(Data tied to figure images)
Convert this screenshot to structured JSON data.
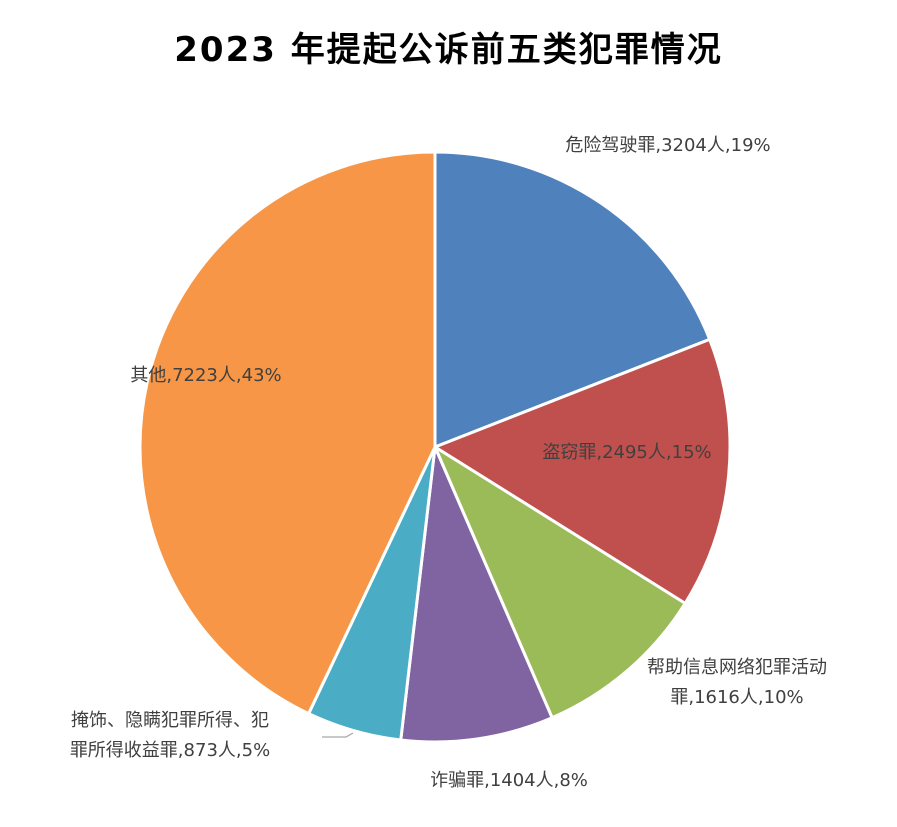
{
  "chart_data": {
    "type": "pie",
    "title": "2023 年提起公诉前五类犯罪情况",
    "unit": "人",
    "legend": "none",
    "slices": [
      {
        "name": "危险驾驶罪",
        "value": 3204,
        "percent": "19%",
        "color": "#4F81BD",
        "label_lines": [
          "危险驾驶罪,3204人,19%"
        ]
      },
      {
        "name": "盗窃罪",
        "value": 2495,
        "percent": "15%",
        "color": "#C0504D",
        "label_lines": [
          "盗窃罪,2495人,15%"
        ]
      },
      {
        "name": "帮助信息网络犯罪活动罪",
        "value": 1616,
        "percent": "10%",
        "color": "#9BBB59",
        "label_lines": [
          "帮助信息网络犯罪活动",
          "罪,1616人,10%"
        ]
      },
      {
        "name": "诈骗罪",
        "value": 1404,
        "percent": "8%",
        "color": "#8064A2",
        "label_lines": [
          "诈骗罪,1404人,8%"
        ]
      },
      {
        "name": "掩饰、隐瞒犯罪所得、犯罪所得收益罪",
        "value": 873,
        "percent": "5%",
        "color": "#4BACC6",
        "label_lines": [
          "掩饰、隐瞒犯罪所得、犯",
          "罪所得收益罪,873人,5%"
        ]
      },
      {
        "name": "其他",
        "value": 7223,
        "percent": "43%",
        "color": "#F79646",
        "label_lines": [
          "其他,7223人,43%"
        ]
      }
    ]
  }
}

◆ **Your goal**
Copy each line of the records that contains the word "percent".

◆ **Task answer**
        "percent": "19%",
        "percent": "15%",
        "percent": "10%",
        "percent": "8%",
        "percent": "5%",
        "percent": "43%",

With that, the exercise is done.